▸ WHAT IS EXPECTED:
Copy out each line of the material in which the word "serial" appears.

________________

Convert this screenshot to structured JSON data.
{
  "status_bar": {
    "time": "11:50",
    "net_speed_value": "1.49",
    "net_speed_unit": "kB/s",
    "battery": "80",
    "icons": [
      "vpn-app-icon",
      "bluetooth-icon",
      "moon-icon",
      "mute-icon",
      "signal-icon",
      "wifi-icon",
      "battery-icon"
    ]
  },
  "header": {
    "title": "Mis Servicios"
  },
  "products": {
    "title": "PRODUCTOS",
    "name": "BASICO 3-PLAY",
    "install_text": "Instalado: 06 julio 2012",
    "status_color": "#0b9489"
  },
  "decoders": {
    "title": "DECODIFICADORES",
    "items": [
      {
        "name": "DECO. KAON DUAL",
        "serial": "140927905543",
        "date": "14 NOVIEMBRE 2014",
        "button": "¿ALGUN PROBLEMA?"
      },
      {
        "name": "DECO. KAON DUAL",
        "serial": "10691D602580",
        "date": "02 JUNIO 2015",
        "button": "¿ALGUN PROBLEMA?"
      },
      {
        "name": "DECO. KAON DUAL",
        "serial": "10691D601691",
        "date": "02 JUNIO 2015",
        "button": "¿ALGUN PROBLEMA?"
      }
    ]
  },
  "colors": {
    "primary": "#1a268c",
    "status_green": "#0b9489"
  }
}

________________

▸ CORRECT RESULT:
        "serial": "140927905543",
        "serial": "10691D602580",
        "serial": "10691D601691",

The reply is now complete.